請用兩句話概述這篇關於熒光定量PCR常見問題的文本。

▶ **提供文本**:
"""
　　解決方案：增加循環次數，但一般不超過45循環；檢查并修正PCR程序中檢測熒光信號的步驟；通過PAGE電泳檢測引物和探針是否降解，如有需要則更換；對未知濃度的樣本從系列稀釋樣本的最高濃度做起，避免模板降解，將模板樣本小量分裝儲備，防止反復凍融；重新設計更合適的引物和探針，特別是要確保引物跨越內含子以擴增基因組DNA，且上下游引物Tm值相差不宜超過4℃。

　　5.Ct值過晚

　　可能原因：擴增效率低、PCR程序不合適、MgCl?濃度不合適、PCR產物太長、模板中存在抑制物等。

　　解決方案：優化引物之間或者引物和探針的比例；重新設計引物或探針；改用三步法進行反應，或者優化退火/延伸溫度，可適當降低退火溫度，并在推薦的時間條件下延長10s；增加鎂離子濃度；縮短PCR產物長度；使用高純度模板進行PCR檢測或將模板進行稀釋。

　　6.陰性對照擴增有信號

　　可能原因：引物設計不夠優化、引物濃度不佳、鎂離子濃度過高、模板有基因組污染、交叉污染等。

　　解決方案：優化引物設計，避免引物二聚體和發夾結構的出現；適當降低引物濃度，并注意上下游引物的濃度配比；適當降低鎂離子濃度，或選擇更適合的mix試劑盒；在RNA提取過程中避免基因組DNA的引入，或通過引物設計避免非特異性擴增；對操作環境進行處理，更換新的環境、加樣器、槍頭以及所有的引物、試劑等，防止交叉污染。

　　7.探針法熒光定量PCR試劑盒標準曲線不佳

　　可能原因：標準品稀釋或者加樣誤差、標準品降解、引物或探針不佳、模板中存在抑制物等。

　　解決方案：仔細進行標準品稀釋和加樣操作，確保標準品呈梯度；避免標準品反復凍融，將高濃度DNA模板分裝保存于-20℃或-80℃，現配現用；重新設計更好更穩定的引物或探針；控制模板濃度在一定范圍內，一般為50—500ng。

　　8.熔解曲線峰不特異

　　可能原因：引物設計不夠優化、引物濃度不佳、模板有基因組污染、離子濃度不合適等。

　　解決方案：優化引物設計，避免引物二聚體和發夾結構的出現；適當降低引物濃度，并注意上下游引物的濃度比例；在RNA提取過程中避免基因組DNA的引入，或通過引物設計避免非特異性擴增；適當降低鎂離子濃度，或選擇更適合的mix試劑盒。

　　9.擴增曲線異常

　　可能原因：模板的濃度太高或者降解、熒光染料的降解、操作不當導致指紋或字跡污染、液體揮發、氣泡等。

　　解決方案：調整模板濃度至合適范圍，避免反復凍融導致降解；更換新鮮的熒光染料；在操作熒光定量PCR時戴上新的一次性手套，蓋上蓋子避免任何指紋或者字跡等污染；檢查耗材氣密性，防止液體蒸發；規范移液槍加樣操作，避免產生氣泡。
"""
收藏條目:
"""
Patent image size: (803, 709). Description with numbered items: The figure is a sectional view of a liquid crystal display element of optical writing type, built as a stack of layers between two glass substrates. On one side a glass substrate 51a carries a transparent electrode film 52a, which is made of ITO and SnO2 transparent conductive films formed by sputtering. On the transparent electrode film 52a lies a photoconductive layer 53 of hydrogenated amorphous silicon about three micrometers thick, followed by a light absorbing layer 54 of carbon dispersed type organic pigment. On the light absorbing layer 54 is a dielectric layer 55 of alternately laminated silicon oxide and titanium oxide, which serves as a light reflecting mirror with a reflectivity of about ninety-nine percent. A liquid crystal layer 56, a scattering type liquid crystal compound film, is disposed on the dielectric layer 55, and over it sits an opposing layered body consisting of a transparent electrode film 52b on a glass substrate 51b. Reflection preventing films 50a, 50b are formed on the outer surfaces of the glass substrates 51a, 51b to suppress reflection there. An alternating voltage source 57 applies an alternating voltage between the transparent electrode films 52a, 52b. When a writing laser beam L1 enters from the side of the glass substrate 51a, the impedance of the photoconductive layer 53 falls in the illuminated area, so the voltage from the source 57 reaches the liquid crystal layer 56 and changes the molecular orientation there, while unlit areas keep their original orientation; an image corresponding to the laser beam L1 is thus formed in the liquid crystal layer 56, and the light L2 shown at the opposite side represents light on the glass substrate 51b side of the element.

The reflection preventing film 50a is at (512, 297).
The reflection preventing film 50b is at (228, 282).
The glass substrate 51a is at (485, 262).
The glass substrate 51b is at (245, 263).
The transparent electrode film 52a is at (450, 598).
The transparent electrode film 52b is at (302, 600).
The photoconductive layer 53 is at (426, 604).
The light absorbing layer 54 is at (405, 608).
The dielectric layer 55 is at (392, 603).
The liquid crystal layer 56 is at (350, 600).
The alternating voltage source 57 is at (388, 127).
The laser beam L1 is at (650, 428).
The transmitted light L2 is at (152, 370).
"""
▶ **練習解答**: 文本列出熒光定量PCR的多種問題，包括Ct值過晚、陰性對照擴增有信號、探針法標準曲線不佳、熔解曲線峰不特異和擴增曲線異常，並逐一說明各自的可能原因。針對這些問題，文本提出的解決方案包括：優化或重新設計引物與探針，調整引物和鎂離子濃度，避免模板降解及反復凍融，防止基因組DNA引入和交叉污染，以及規範加樣操作。